Written problem
Would you write out the entries below, every one of them, exactly?

(Lines of data)
════

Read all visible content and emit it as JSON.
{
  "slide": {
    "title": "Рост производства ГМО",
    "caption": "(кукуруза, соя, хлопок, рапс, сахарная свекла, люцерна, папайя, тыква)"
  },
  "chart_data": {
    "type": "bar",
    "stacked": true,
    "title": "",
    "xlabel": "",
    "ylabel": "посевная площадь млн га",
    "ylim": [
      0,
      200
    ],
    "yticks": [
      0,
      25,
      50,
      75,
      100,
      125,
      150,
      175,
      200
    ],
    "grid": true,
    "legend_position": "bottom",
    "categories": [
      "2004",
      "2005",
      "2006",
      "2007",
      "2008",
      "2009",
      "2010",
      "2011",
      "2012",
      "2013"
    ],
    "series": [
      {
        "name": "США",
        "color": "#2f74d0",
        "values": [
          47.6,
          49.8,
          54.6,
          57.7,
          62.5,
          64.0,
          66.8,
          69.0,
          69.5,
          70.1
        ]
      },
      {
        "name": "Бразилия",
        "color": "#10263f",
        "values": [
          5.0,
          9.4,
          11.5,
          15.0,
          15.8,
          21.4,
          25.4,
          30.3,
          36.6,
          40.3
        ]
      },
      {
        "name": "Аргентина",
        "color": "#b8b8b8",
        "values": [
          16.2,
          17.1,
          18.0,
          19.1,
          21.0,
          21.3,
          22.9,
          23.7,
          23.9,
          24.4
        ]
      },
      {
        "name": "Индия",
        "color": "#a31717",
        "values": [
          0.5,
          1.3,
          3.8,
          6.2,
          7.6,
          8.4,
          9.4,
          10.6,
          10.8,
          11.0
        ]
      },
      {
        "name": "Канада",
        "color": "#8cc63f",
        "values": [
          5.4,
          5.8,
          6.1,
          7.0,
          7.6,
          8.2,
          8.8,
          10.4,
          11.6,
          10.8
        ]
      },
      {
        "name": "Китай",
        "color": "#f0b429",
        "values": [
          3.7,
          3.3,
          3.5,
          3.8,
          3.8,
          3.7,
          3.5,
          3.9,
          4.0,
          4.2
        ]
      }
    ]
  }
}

════

Correct response
Read all visible content and emit it as JSON.
{
  "slide": {
    "title": "Рост производства ГМО",
    "caption": "(кукуруза, соя, хлопок, рапс, сахарная свекла, люцерна, папайя, тыква)"
  },
  "chart_data": {
    "type": "bar",
    "stacked": true,
    "title": "",
    "xlabel": "",
    "ylabel": "посевная площадь млн га",
    "ylim": [
      0,
      200
    ],
    "yticks": [
      0,
      25,
      50,
      75,
      100,
      125,
      150,
      175,
      200
    ],
    "grid": true,
    "legend_position": "bottom",
    "categories": [
      "2004",
      "2005",
      "2006",
      "2007",
      "2008",
      "2009",
      "2010",
      "2011",
      "2012",
      "2013"
    ],
    "series": [
      {
        "name": "США",
        "color": "#2f74d0",
        "values": [
          47.6,
          49.8,
          54.6,
          57.7,
          62.5,
          64.0,
          66.8,
          69.0,
          69.5,
          70.1
        ]
      },
      {
        "name": "Бразилия",
        "color": "#10263f",
        "values": [
          5.0,
          9.4,
          11.5,
          15.0,
          15.8,
          21.4,
          25.4,
          30.3,
          36.6,
          40.3
        ]
      },
      {
        "name": "Аргентина",
        "color": "#b8b8b8",
        "values": [
          16.2,
          17.1,
          18.0,
          19.1,
          21.0,
          21.3,
          22.9,
          23.7,
          23.9,
          24.4
        ]
      },
      {
        "name": "Индия",
        "color": "#a31717",
        "values": [
          0.5,
          1.3,
          3.8,
          6.2,
          7.6,
          8.4,
          9.4,
          10.6,
          10.8,
          11.0
        ]
      },
      {
        "name": "Канада",
        "color": "#8cc63f",
        "values": [
          5.4,
          5.8,
          6.1,
          7.0,
          7.6,
          8.2,
          8.8,
          10.4,
          11.6,
          10.8
        ]
      },
      {
        "name": "Китай",
        "color": "#f0b429",
        "values": [
          3.7,
          3.3,
          3.5,
          3.8,
          3.8,
          3.7,
          3.5,
          3.9,
          4.0,
          4.2
        ]
      }
    ]
  }
}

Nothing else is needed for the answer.